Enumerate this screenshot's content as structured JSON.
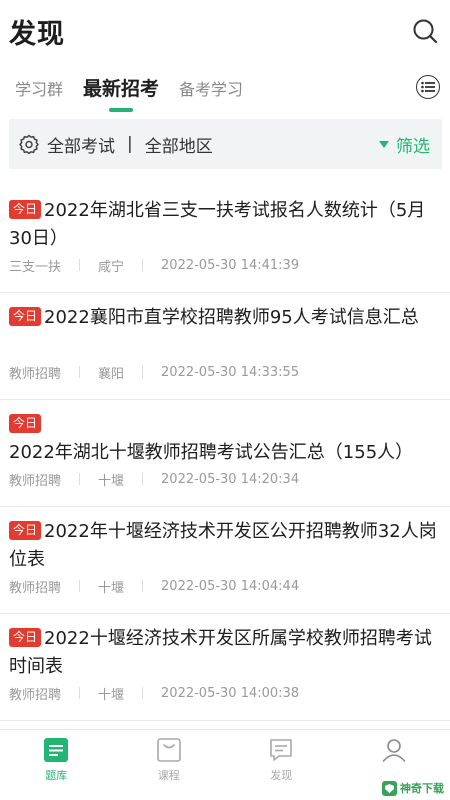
{
  "header": {
    "title": "发现"
  },
  "tabs": [
    {
      "label": "学习群",
      "active": false
    },
    {
      "label": "最新招考",
      "active": true
    },
    {
      "label": "备考学习",
      "active": false
    }
  ],
  "filter": {
    "exam": "全部考试",
    "separator": "|",
    "region": "全部地区",
    "filter_label": "筛选"
  },
  "feed": [
    {
      "badge": "今日",
      "title": "2022年湖北省三支一扶考试报名人数统计（5月30日）",
      "category": "三支一扶",
      "region": "咸宁",
      "time": "2022-05-30 14:41:39"
    },
    {
      "badge": "今日",
      "title": "2022襄阳市直学校招聘教师95人考试信息汇总",
      "category": "教师招聘",
      "region": "襄阳",
      "time": "2022-05-30 14:33:55"
    },
    {
      "badge": "今日",
      "title": "2022年湖北十堰教师招聘考试公告汇总（155人）",
      "category": "教师招聘",
      "region": "十堰",
      "time": "2022-05-30 14:20:34"
    },
    {
      "badge": "今日",
      "title": "2022年十堰经济技术开发区公开招聘教师32人岗位表",
      "category": "教师招聘",
      "region": "十堰",
      "time": "2022-05-30 14:04:44"
    },
    {
      "badge": "今日",
      "title": "2022十堰经济技术开发区所属学校教师招聘考试时间表",
      "category": "教师招聘",
      "region": "十堰",
      "time": "2022-05-30 14:00:38"
    }
  ],
  "bottom_nav": [
    {
      "label": "题库",
      "icon": "question-bank-icon",
      "active": true
    },
    {
      "label": "课程",
      "icon": "course-bag-icon",
      "active": false
    },
    {
      "label": "发现",
      "icon": "discover-chat-icon",
      "active": false
    },
    {
      "label": "",
      "icon": "profile-icon",
      "active": false
    }
  ],
  "watermark": {
    "text": "神奇下载"
  },
  "colors": {
    "accent": "#22b573",
    "badge": "#e23b2f",
    "filter_bg": "#f0f4f5"
  }
}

### Set exercise:
Give the count of lines containing "icon", with no added text.

### The solution:
4